* **WHAT NEEDS TO BE DONE**
Pick out each line of the records in which the word "University" appears.

* **EXTRACTED ENTRIES**
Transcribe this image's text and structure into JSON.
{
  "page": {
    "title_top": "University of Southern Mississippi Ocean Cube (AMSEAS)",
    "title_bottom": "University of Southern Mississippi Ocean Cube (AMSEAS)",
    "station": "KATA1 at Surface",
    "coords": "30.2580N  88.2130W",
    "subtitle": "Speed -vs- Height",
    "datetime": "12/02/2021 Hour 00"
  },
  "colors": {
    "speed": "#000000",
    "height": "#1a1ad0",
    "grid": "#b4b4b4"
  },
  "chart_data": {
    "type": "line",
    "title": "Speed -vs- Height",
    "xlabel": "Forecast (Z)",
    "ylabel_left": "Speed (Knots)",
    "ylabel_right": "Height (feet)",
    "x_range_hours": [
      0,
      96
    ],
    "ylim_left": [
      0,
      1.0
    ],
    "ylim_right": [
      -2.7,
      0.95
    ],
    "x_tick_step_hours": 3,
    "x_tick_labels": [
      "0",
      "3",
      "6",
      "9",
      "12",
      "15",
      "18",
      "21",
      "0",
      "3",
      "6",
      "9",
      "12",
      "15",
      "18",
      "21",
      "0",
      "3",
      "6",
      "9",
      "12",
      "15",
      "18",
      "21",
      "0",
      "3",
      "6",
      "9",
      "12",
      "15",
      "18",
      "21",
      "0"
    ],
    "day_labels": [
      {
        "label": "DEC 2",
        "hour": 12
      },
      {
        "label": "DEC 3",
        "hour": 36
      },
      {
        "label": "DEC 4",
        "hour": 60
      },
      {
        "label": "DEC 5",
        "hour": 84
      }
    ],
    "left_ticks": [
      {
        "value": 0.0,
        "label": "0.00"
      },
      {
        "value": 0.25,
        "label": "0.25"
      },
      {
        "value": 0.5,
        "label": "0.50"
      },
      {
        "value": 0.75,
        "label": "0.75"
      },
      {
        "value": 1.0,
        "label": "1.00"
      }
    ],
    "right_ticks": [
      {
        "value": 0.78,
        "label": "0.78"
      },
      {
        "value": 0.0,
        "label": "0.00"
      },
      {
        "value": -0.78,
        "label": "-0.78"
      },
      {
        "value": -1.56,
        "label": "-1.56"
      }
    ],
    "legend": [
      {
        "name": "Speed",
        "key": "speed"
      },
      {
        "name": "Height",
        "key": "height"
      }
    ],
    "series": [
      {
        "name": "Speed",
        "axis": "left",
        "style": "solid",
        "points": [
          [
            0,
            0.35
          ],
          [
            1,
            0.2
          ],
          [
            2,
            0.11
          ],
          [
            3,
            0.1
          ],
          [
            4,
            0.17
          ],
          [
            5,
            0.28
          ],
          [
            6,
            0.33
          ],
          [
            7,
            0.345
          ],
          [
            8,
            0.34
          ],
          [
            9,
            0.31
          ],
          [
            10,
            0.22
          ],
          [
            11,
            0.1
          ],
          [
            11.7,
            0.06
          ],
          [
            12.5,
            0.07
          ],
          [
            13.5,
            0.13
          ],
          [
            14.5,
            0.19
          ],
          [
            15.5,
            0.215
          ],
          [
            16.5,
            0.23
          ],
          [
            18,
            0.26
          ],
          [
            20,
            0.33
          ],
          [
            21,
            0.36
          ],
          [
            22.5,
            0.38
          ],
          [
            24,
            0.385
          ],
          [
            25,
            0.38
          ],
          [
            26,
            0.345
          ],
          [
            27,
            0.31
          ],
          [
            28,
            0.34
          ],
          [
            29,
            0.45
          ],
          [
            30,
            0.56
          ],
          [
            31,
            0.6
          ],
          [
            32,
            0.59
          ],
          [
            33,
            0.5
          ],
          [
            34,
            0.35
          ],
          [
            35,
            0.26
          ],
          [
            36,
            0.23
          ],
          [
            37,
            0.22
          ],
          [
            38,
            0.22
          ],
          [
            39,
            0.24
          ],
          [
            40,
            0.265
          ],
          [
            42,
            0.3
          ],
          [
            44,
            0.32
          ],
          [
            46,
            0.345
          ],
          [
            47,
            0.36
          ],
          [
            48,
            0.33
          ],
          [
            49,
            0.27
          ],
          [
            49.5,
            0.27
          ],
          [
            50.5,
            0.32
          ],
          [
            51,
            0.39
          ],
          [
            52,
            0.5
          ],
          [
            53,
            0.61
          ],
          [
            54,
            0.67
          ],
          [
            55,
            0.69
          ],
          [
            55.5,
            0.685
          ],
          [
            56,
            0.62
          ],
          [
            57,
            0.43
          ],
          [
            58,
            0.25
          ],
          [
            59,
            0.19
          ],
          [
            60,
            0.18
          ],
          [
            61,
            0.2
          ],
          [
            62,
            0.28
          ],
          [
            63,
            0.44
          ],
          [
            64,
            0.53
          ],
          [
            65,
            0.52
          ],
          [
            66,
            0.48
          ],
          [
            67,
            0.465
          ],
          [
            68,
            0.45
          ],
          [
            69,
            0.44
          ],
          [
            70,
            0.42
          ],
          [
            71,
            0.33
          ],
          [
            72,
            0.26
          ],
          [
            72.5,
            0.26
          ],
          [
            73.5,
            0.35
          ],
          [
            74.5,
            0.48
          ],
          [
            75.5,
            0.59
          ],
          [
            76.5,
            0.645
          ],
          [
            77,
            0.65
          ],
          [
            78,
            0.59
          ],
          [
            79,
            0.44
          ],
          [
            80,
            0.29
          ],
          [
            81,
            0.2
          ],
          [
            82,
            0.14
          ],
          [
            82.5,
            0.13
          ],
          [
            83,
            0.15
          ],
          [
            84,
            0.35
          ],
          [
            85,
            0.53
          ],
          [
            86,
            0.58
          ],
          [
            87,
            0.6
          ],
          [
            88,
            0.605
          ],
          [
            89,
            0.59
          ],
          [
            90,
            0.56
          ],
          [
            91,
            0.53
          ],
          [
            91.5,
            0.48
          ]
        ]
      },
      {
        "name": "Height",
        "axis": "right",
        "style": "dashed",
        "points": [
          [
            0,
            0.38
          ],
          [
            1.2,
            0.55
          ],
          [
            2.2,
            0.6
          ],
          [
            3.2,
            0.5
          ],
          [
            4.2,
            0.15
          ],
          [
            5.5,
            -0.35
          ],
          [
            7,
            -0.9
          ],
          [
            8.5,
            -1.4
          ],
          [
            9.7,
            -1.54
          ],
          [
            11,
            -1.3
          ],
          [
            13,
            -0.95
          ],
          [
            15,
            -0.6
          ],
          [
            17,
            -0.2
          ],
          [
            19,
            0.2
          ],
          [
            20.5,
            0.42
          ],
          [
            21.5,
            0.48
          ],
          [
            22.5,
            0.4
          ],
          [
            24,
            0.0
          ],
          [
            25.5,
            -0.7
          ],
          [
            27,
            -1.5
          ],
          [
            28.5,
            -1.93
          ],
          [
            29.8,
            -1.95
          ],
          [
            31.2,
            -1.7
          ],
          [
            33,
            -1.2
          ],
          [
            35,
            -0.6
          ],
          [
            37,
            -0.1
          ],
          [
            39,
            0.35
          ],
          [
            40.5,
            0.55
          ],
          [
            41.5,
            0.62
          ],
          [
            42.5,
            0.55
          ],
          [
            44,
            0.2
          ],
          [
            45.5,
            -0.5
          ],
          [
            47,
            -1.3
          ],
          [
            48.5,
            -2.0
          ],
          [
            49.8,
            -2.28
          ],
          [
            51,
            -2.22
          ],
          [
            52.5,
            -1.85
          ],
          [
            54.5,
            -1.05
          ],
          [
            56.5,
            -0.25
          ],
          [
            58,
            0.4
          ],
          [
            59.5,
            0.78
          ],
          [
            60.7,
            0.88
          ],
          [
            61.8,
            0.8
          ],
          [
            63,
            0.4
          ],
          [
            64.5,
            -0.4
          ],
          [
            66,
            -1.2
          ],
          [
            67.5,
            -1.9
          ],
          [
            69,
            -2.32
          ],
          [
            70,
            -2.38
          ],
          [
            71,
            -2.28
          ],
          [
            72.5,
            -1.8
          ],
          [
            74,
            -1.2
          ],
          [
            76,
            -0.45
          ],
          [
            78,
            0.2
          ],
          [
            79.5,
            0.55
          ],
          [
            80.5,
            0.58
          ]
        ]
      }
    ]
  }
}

* **ANSWER BELOW**
    "title_top": "University of Southern Mississippi Ocean Cube (AMSEAS)",
    "title_bottom": "University of Southern Mississippi Ocean Cube (AMSEAS)",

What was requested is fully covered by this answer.